What is needed.
Copy each line of the entries that contains the word "name".
━━━ Supplied records
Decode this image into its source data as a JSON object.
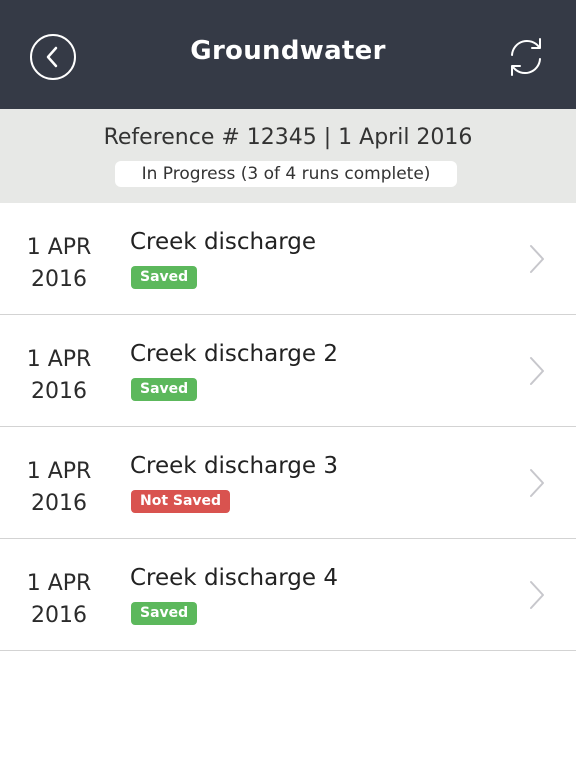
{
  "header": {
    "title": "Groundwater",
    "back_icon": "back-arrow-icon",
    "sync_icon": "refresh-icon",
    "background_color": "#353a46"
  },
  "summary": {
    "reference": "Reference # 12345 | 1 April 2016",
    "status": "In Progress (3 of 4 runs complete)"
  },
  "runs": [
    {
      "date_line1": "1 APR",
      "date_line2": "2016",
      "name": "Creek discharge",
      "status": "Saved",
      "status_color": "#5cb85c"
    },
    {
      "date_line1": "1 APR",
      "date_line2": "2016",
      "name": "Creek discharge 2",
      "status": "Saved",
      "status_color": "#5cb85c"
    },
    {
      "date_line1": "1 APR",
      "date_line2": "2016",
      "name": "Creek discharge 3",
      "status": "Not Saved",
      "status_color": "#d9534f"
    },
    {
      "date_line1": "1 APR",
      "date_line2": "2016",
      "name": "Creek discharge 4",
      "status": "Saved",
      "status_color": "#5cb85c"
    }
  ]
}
━━━━━━
━━━ Supplied records
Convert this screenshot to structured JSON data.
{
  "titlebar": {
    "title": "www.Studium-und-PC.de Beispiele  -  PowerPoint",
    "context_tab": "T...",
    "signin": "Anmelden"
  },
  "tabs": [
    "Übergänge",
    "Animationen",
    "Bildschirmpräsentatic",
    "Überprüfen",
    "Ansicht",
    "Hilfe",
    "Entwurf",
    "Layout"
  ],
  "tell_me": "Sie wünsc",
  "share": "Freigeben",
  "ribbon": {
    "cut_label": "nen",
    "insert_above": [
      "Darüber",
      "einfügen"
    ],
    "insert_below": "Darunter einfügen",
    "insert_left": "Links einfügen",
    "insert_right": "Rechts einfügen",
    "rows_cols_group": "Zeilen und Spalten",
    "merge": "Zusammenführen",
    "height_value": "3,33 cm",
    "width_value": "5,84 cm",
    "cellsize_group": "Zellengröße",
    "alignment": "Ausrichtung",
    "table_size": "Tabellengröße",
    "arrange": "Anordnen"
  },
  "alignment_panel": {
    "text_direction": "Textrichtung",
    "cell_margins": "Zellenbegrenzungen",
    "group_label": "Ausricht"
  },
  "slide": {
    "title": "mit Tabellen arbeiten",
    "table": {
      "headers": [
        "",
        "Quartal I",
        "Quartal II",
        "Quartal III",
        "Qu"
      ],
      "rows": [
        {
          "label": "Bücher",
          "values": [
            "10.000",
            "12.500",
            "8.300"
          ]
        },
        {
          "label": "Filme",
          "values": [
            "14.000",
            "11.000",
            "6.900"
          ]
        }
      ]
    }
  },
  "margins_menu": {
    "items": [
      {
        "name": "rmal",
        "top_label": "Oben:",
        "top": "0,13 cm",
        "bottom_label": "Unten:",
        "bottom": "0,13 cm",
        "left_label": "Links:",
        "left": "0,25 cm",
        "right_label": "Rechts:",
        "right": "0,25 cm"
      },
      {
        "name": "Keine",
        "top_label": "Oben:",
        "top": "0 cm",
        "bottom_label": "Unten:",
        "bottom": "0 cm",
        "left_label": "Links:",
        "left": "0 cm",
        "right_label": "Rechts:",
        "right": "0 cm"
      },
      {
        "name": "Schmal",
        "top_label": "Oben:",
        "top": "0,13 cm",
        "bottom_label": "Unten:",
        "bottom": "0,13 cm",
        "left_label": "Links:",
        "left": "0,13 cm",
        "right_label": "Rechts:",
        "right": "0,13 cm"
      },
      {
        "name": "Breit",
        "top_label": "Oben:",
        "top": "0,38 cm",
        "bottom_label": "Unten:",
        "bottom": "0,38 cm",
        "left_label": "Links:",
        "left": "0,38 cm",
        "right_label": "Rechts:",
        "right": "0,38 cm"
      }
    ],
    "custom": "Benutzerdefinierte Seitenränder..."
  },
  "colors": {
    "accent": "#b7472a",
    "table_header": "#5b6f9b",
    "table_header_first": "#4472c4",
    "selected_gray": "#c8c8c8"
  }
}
━━━━━━
The result.
      "name": "Creek discharge",
      "name": "Creek discharge 2",
      "name": "Creek discharge 3",
      "name": "Creek discharge 4",
        "name": "rmal",
        "name": "Keine",
        "name": "Schmal",
        "name": "Breit",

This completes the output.